### Problem
Give the data below again exactly as written, without its pictures.

### Task data
————

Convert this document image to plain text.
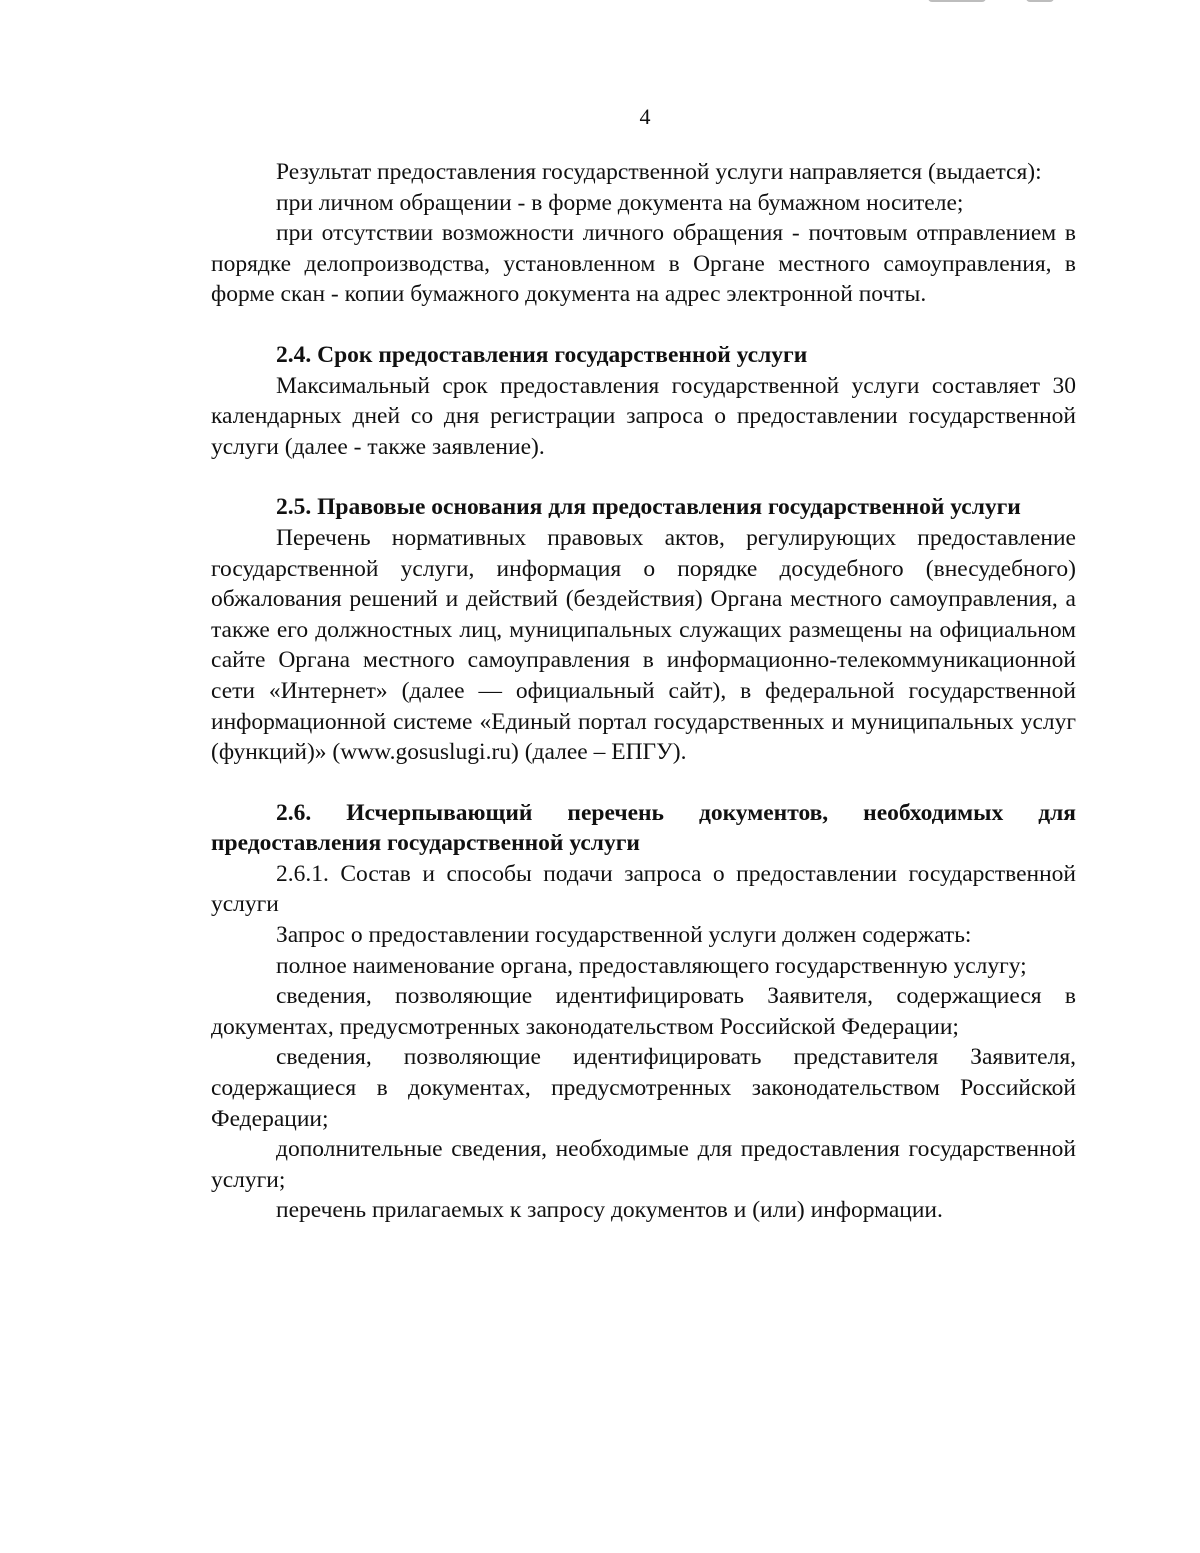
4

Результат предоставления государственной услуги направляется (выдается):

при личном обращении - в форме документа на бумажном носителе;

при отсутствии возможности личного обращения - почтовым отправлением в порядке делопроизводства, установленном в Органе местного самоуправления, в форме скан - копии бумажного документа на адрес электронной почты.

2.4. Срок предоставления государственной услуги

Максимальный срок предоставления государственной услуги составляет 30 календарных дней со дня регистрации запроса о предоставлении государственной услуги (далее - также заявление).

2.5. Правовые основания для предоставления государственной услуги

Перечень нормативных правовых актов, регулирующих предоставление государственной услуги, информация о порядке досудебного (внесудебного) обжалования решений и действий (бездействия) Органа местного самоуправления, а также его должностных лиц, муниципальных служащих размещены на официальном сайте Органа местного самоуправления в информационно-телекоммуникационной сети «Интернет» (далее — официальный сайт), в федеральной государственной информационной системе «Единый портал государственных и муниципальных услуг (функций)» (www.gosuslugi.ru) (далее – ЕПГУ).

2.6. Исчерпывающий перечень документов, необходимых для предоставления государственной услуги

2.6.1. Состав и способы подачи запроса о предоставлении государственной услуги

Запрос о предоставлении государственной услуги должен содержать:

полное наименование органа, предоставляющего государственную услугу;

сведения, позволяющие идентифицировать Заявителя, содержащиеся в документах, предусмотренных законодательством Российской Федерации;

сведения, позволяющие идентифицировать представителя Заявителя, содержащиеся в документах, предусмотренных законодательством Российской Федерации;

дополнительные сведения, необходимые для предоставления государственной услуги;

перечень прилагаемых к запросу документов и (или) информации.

————

### Solution for this exercise
Convert this document image to plain text.
4

Результат предоставления государственной услуги направляется (выдается):

при личном обращении - в форме документа на бумажном носителе;

при отсутствии возможности личного обращения - почтовым отправлением в порядке делопроизводства, установленном в Органе местного самоуправления, в форме скан - копии бумажного документа на адрес электронной почты.

2.4. Срок предоставления государственной услуги

Максимальный срок предоставления государственной услуги составляет 30 календарных дней со дня регистрации запроса о предоставлении государственной услуги (далее - также заявление).

2.5. Правовые основания для предоставления государственной услуги

Перечень нормативных правовых актов, регулирующих предоставление государственной услуги, информация о порядке досудебного (внесудебного) обжалования решений и действий (бездействия) Органа местного самоуправления, а также его должностных лиц, муниципальных служащих размещены на официальном сайте Органа местного самоуправления в информационно-телекоммуникационной сети «Интернет» (далее — официальный сайт), в федеральной государственной информационной системе «Единый портал государственных и муниципальных услуг (функций)» (www.gosuslugi.ru) (далее – ЕПГУ).

2.6. Исчерпывающий перечень документов, необходимых для предоставления государственной услуги

2.6.1. Состав и способы подачи запроса о предоставлении государственной услуги

Запрос о предоставлении государственной услуги должен содержать:

полное наименование органа, предоставляющего государственную услугу;

сведения, позволяющие идентифицировать Заявителя, содержащиеся в документах, предусмотренных законодательством Российской Федерации;

сведения, позволяющие идентифицировать представителя Заявителя, содержащиеся в документах, предусмотренных законодательством Российской Федерации;

дополнительные сведения, необходимые для предоставления государственной услуги;

перечень прилагаемых к запросу документов и (или) информации.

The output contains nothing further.